**THE PROBLEM:** Copy the data word for word, keeping every line.

[Start GIVEN DATA]

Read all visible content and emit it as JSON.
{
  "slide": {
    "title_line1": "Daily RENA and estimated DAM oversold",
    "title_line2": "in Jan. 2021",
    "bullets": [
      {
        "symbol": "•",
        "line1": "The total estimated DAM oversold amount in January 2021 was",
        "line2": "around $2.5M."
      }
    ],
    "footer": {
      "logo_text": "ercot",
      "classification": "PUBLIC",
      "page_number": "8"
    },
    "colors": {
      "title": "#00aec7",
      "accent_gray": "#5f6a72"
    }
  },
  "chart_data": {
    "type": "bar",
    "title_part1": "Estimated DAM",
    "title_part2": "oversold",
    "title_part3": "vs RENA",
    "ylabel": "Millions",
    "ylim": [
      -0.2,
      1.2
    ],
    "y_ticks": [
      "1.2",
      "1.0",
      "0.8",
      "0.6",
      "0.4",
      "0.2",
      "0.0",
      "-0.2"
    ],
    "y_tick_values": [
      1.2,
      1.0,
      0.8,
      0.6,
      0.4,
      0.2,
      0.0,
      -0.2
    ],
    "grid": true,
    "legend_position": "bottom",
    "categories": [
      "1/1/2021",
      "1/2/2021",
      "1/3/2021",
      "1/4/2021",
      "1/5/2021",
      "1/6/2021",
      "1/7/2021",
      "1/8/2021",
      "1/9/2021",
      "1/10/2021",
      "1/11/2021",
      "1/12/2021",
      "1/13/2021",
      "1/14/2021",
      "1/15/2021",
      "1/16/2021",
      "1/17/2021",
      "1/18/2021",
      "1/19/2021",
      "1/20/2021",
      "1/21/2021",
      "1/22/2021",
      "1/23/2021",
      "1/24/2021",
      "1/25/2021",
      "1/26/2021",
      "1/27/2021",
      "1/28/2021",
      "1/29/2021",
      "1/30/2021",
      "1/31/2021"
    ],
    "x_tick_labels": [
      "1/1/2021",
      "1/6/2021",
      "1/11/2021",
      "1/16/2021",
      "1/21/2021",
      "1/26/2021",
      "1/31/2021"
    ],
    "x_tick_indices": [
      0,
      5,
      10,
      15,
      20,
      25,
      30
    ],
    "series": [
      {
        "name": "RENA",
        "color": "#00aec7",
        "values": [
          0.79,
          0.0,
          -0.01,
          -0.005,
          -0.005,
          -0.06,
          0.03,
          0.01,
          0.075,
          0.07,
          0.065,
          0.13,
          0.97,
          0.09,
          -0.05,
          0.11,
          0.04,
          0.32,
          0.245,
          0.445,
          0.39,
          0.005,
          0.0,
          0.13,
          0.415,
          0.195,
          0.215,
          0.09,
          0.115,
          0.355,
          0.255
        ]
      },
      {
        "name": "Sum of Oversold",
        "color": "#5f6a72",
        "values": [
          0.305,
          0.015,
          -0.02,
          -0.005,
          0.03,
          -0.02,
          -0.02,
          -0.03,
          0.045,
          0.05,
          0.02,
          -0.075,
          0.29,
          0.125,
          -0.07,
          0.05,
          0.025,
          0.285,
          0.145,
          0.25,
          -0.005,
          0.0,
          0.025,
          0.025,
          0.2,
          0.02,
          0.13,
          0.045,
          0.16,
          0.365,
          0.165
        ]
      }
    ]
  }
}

[End GIVEN DATA]

**OUTPUT BELOW:**
Read all visible content and emit it as JSON.
{
  "slide": {
    "title_line1": "Daily RENA and estimated DAM oversold",
    "title_line2": "in Jan. 2021",
    "bullets": [
      {
        "symbol": "•",
        "line1": "The total estimated DAM oversold amount in January 2021 was",
        "line2": "around $2.5M."
      }
    ],
    "footer": {
      "logo_text": "ercot",
      "classification": "PUBLIC",
      "page_number": "8"
    },
    "colors": {
      "title": "#00aec7",
      "accent_gray": "#5f6a72"
    }
  },
  "chart_data": {
    "type": "bar",
    "title_part1": "Estimated DAM",
    "title_part2": "oversold",
    "title_part3": "vs RENA",
    "ylabel": "Millions",
    "ylim": [
      -0.2,
      1.2
    ],
    "y_ticks": [
      "1.2",
      "1.0",
      "0.8",
      "0.6",
      "0.4",
      "0.2",
      "0.0",
      "-0.2"
    ],
    "y_tick_values": [
      1.2,
      1.0,
      0.8,
      0.6,
      0.4,
      0.2,
      0.0,
      -0.2
    ],
    "grid": true,
    "legend_position": "bottom",
    "categories": [
      "1/1/2021",
      "1/2/2021",
      "1/3/2021",
      "1/4/2021",
      "1/5/2021",
      "1/6/2021",
      "1/7/2021",
      "1/8/2021",
      "1/9/2021",
      "1/10/2021",
      "1/11/2021",
      "1/12/2021",
      "1/13/2021",
      "1/14/2021",
      "1/15/2021",
      "1/16/2021",
      "1/17/2021",
      "1/18/2021",
      "1/19/2021",
      "1/20/2021",
      "1/21/2021",
      "1/22/2021",
      "1/23/2021",
      "1/24/2021",
      "1/25/2021",
      "1/26/2021",
      "1/27/2021",
      "1/28/2021",
      "1/29/2021",
      "1/30/2021",
      "1/31/2021"
    ],
    "x_tick_labels": [
      "1/1/2021",
      "1/6/2021",
      "1/11/2021",
      "1/16/2021",
      "1/21/2021",
      "1/26/2021",
      "1/31/2021"
    ],
    "x_tick_indices": [
      0,
      5,
      10,
      15,
      20,
      25,
      30
    ],
    "series": [
      {
        "name": "RENA",
        "color": "#00aec7",
        "values": [
          0.79,
          0.0,
          -0.01,
          -0.005,
          -0.005,
          -0.06,
          0.03,
          0.01,
          0.075,
          0.07,
          0.065,
          0.13,
          0.97,
          0.09,
          -0.05,
          0.11,
          0.04,
          0.32,
          0.245,
          0.445,
          0.39,
          0.005,
          0.0,
          0.13,
          0.415,
          0.195,
          0.215,
          0.09,
          0.115,
          0.355,
          0.255
        ]
      },
      {
        "name": "Sum of Oversold",
        "color": "#5f6a72",
        "values": [
          0.305,
          0.015,
          -0.02,
          -0.005,
          0.03,
          -0.02,
          -0.02,
          -0.03,
          0.045,
          0.05,
          0.02,
          -0.075,
          0.29,
          0.125,
          -0.07,
          0.05,
          0.025,
          0.285,
          0.145,
          0.25,
          -0.005,
          0.0,
          0.025,
          0.025,
          0.2,
          0.02,
          0.13,
          0.045,
          0.16,
          0.365,
          0.165
        ]
      }
    ]
  }
}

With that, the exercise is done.